Answer with one number only: the number of lines that include the word "specified".
═══ Data supplied ═══
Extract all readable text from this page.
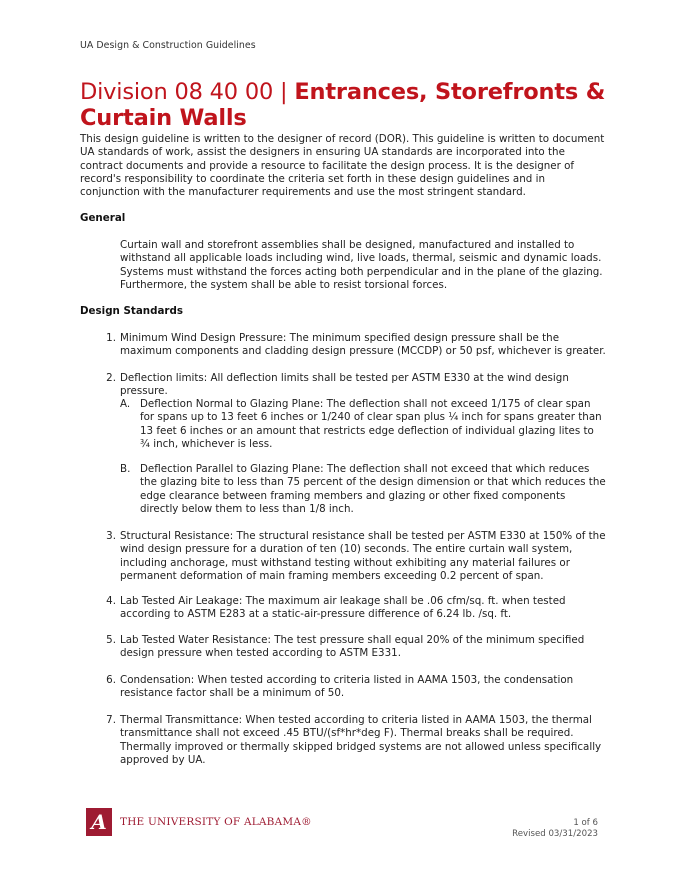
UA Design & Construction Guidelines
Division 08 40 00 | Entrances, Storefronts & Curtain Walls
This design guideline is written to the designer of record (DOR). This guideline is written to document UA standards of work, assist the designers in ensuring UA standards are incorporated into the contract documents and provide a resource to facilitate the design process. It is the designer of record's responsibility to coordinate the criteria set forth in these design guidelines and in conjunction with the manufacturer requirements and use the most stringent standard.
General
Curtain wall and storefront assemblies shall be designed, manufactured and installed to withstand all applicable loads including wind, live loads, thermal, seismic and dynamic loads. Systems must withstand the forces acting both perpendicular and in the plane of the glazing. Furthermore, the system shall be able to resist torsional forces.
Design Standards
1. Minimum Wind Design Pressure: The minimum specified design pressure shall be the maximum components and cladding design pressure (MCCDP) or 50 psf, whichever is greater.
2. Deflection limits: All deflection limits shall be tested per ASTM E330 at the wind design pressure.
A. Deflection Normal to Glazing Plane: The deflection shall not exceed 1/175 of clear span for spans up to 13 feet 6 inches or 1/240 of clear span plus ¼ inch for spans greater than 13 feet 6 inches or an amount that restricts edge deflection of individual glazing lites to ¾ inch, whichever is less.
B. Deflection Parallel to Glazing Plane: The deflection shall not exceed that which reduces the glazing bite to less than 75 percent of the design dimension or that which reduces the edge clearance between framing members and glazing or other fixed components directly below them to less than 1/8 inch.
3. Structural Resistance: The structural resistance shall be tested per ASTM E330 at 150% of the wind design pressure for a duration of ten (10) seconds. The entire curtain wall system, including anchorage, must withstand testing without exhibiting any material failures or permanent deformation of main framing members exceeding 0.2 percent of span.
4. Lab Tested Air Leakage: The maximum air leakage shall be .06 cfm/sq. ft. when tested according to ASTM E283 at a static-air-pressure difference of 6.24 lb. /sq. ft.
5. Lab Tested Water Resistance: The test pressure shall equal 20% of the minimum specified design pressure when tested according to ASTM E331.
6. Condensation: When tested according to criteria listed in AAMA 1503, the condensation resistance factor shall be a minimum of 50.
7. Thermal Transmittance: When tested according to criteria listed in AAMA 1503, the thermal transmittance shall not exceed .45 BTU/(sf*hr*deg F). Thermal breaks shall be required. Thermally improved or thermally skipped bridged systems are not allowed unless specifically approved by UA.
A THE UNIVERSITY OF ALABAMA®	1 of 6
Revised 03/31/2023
═══
> **Expected answer**
2